**DATASET EXTRACT**
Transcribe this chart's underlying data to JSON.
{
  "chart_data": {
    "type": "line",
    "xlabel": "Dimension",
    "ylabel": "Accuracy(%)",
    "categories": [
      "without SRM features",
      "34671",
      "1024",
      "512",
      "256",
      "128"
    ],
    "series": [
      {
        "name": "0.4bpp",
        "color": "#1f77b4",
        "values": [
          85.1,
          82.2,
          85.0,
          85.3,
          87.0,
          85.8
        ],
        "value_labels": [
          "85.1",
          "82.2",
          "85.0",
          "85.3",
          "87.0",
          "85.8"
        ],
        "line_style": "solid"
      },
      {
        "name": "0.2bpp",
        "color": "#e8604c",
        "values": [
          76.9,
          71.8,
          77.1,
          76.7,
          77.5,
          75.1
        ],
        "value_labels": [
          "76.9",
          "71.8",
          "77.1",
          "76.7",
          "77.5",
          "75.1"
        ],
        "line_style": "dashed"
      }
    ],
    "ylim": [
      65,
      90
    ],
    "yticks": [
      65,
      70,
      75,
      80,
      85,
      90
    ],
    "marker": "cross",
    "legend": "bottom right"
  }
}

**SET EXERCISE**
Write out each line of the data above again, exactly as given.

**EXERCISE RESULT**
Transcribe this chart's underlying data to JSON.
{
  "chart_data": {
    "type": "line",
    "xlabel": "Dimension",
    "ylabel": "Accuracy(%)",
    "categories": [
      "without SRM features",
      "34671",
      "1024",
      "512",
      "256",
      "128"
    ],
    "series": [
      {
        "name": "0.4bpp",
        "color": "#1f77b4",
        "values": [
          85.1,
          82.2,
          85.0,
          85.3,
          87.0,
          85.8
        ],
        "value_labels": [
          "85.1",
          "82.2",
          "85.0",
          "85.3",
          "87.0",
          "85.8"
        ],
        "line_style": "solid"
      },
      {
        "name": "0.2bpp",
        "color": "#e8604c",
        "values": [
          76.9,
          71.8,
          77.1,
          76.7,
          77.5,
          75.1
        ],
        "value_labels": [
          "76.9",
          "71.8",
          "77.1",
          "76.7",
          "77.5",
          "75.1"
        ],
        "line_style": "dashed"
      }
    ],
    "ylim": [
      65,
      90
    ],
    "yticks": [
      65,
      70,
      75,
      80,
      85,
      90
    ],
    "marker": "cross",
    "legend": "bottom right"
  }
}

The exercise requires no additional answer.